··· SELECTED EXTRACT ···
31 |
Introducing the Market Research
Analysis Application
Wayne E. Watson
Abstract
Market research focuses on assessing the preferences and choices of consumers and potential consumers. A new component of SAS/STAT software in Release 6.11 of the SAS System is an application written in SAS/AF that provides statistical and graphical techniques for market research data analysis. The application allows you to employ statistical methods such as conjoint analysis, discrete choice analysis, correspondence analysis, and multidimensional scaling through intuitive point-and-click actions.~
Conjoint Analysis
Conjoint analysis is used to evaluate consumer preference. If products are considered to be composed of attributes, conjoint analysis can be used to determine what attributes are important to product preference and what combinations of attribute levels are most preferred.
Usually, conjoint analysis is a main-effects analysis of variance of ordinally-scaled dependent variables. Preferences are used as dependent variables, and attributes are used as independent variables. Often, a monotone transformation is used with the dependent variables to fit a model with no interactions.
As an example, suppose you have four attributes that you think are related to automobile tire purchase. You want to know how important each attribute is to consumers’ stated preferences for a potential tire purchase. The four attributes under investigation are
· brand name
· expected tread mileage
· purchase price
· installation cost
The attributes of brand name, tread mileage, and purchase price have three possible values and installation cost has two values. The values for each attribute are:
~For current documentation on the Market Research Application see SAS Institute Inc, Getting Started with The Market Research Application, Cary, NC: SAS Institute Inc., 1997, 56 pp. This paper was written and presented at SUGI 20 (1995) by Wayne E. Watson. This paper was also presented to SUGI-Korea (1995) by Warren F. Kuhfeld. Wayne Watson is a Research Statistician at SAS and wrote the Marketing Research Application which uses procedures and macros written by Warren F. Kuhfeld. Copies of this chapter (TS-694B) are available on the web http://support.sas.com/techsup/tnote/tnotestat.html#market .
··· GIVEN INFORMATION ···
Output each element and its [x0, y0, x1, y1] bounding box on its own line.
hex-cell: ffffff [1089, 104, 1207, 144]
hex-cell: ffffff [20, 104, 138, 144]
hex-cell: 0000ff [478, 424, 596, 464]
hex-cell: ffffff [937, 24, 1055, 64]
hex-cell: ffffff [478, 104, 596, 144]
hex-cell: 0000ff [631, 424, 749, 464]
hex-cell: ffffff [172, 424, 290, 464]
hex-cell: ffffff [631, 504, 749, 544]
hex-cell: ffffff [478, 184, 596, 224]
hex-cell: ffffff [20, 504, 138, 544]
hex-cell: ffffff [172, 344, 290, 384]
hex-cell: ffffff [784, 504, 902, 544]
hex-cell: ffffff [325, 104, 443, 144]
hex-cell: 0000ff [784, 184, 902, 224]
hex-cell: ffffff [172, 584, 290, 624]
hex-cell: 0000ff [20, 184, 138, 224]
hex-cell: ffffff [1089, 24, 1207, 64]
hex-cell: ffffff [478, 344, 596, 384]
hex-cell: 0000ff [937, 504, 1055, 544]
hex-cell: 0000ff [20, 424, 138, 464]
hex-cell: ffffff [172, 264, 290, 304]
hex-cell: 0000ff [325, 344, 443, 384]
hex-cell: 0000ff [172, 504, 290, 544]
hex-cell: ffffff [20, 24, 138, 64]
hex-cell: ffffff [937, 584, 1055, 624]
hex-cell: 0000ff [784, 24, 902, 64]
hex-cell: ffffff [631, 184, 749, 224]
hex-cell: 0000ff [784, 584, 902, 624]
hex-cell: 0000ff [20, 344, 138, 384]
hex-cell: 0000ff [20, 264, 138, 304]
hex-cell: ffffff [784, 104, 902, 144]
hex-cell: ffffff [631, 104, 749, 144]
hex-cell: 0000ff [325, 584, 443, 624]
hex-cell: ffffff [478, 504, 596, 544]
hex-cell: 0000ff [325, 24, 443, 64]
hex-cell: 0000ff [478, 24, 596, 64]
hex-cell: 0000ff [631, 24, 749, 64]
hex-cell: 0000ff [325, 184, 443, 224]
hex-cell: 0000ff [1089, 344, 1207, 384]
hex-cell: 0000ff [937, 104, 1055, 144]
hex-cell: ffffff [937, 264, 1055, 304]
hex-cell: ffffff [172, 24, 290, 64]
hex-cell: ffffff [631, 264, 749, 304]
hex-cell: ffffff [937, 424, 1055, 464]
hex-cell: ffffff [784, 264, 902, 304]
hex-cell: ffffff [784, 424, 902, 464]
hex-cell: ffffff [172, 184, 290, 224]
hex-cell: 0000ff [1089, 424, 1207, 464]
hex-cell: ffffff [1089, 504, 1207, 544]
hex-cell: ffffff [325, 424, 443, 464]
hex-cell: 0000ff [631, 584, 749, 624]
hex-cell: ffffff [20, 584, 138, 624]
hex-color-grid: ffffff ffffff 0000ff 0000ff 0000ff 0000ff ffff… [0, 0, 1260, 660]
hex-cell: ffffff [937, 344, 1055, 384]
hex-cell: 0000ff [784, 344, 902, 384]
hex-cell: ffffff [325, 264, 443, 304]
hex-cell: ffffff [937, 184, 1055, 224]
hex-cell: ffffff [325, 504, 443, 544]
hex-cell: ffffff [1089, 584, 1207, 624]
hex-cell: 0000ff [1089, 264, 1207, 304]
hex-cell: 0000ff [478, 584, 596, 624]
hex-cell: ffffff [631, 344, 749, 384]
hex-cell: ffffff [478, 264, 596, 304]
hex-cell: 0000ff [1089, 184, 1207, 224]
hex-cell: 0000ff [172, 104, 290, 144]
···
## [DIRECTIVES]
1. According to the market research extract, how many possible values does installation cost have?
2. Pick up the market research extract where it ends and carry it forward.

## [ANSWERS FOR THIS EXERCISE]
1. Two.

2.
32 |
TS-694B - Introducing the Market Research Analysis Application |
Figure 1. Selecting a Data Set and Analysis |
Figure 2. Conjoint Analysis Variable Selection |
Brand: Michelin, Goodyear, Firestone
Tread Mileage: 40,000, 60,000, 80,000
Price: $45.00, $60.00, $75.00 Installation Cost: $0.00, $7.50
Seven respondents are asked to rank in order of preference 18 out of the possible 54 combinations. Although rankings are used in this example, preference ratings are frequently used in conjoint analysis.
Invoking the Application. With the data in the SAS data set, SASUSER.TIRES, you can invoke the Market Research application and perform a conjoint analysis. The application is invoked by issuing the “market” command on any command line.
Selecting a Data Set and Analysis. The first window displayed requires you to select a data set and an analysis. Because your data set is SASUSER.TIRES, select SASUSER as the library in the left-hand list box and TIRES as the data set in the right-hand list box. Then, select an analysis by clicking on the down arrow to the right of the analysis name field below the list boxes and select “Conjoint Analysis” from the displayed popup menu. See Figure 1.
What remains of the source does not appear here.